> Exercise description
In your copy, leave out the pictures and repeat the entries below exactly.

> Recorded data
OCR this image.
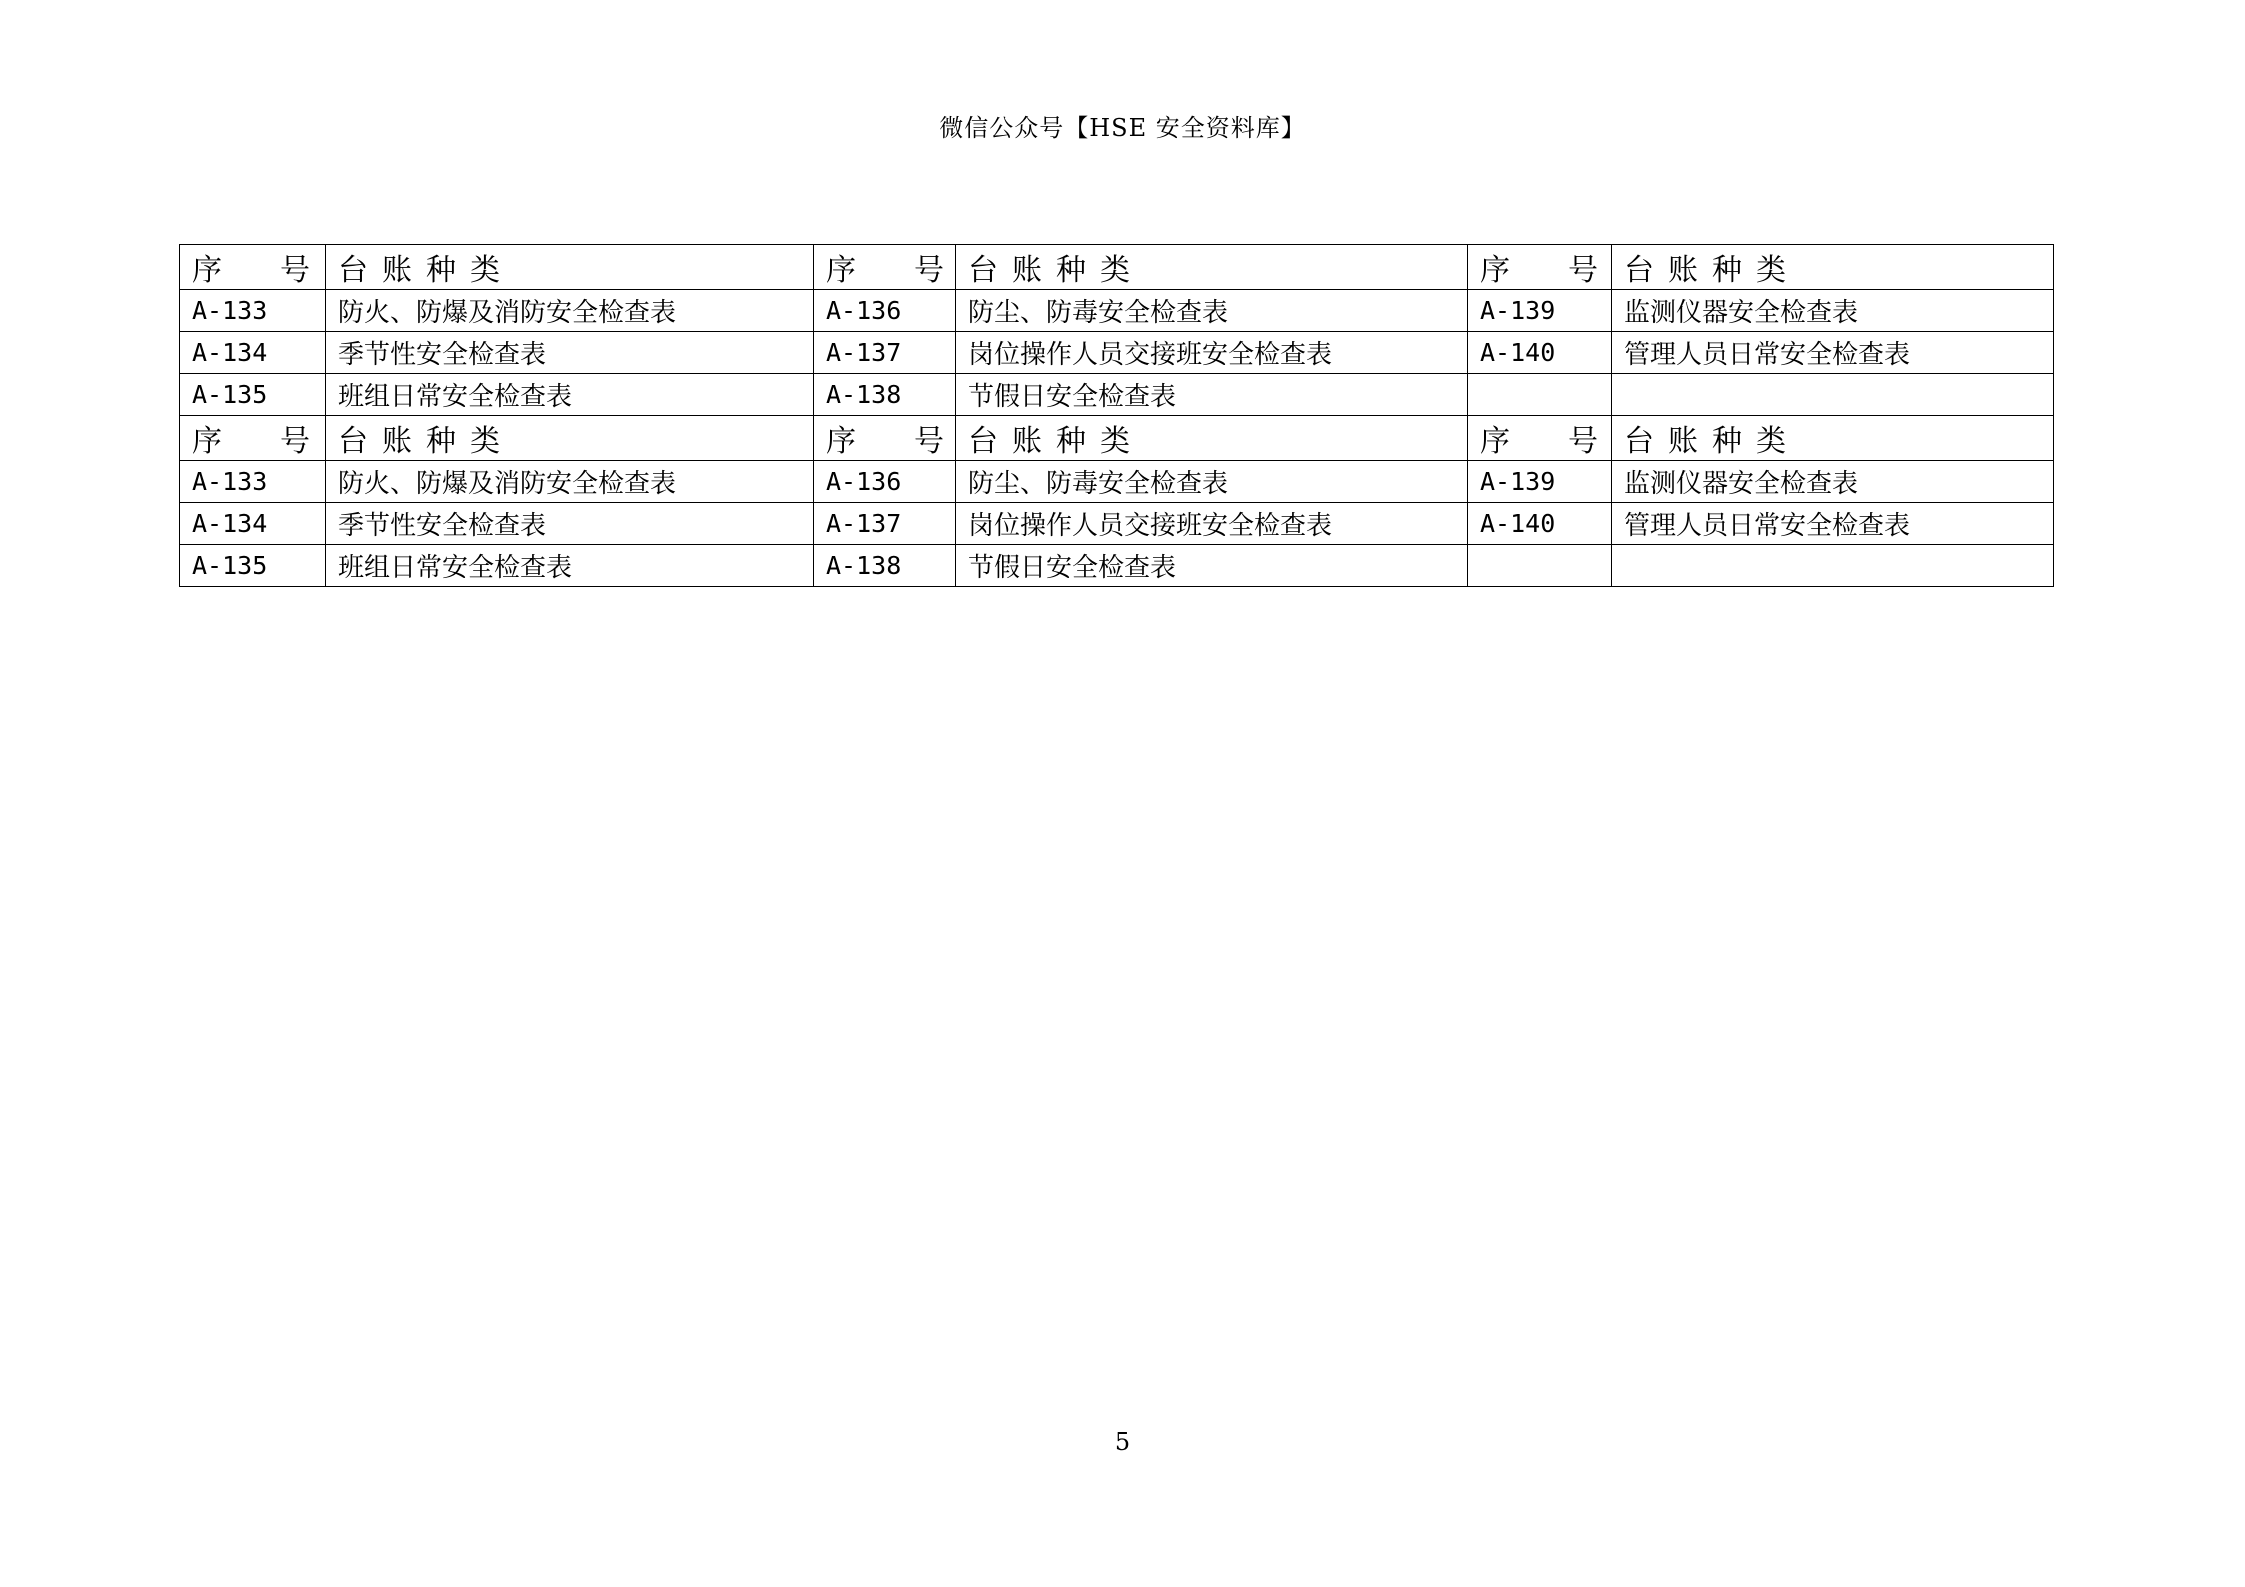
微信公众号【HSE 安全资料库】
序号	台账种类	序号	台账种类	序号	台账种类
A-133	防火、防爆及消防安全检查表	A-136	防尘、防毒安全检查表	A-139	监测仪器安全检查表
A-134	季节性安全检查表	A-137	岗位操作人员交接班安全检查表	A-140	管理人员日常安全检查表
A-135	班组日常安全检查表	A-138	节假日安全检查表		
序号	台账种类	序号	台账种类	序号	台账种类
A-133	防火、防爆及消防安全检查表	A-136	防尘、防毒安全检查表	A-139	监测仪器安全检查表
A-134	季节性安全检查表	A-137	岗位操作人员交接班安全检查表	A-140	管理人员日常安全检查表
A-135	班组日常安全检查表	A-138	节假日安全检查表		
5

> Reply to the exercise
OCR this image.
微信公众号【HSE 安全资料库】
序号	台账种类	序号	台账种类	序号	台账种类
A-133	防火、防爆及消防安全检查表	A-136	防尘、防毒安全检查表	A-139	监测仪器安全检查表
A-134	季节性安全检查表	A-137	岗位操作人员交接班安全检查表	A-140	管理人员日常安全检查表
A-135	班组日常安全检查表	A-138	节假日安全检查表		
序号	台账种类	序号	台账种类	序号	台账种类
A-133	防火、防爆及消防安全检查表	A-136	防尘、防毒安全检查表	A-139	监测仪器安全检查表
A-134	季节性安全检查表	A-137	岗位操作人员交接班安全检查表	A-140	管理人员日常安全检查表
A-135	班组日常安全检查表	A-138	节假日安全检查表		
5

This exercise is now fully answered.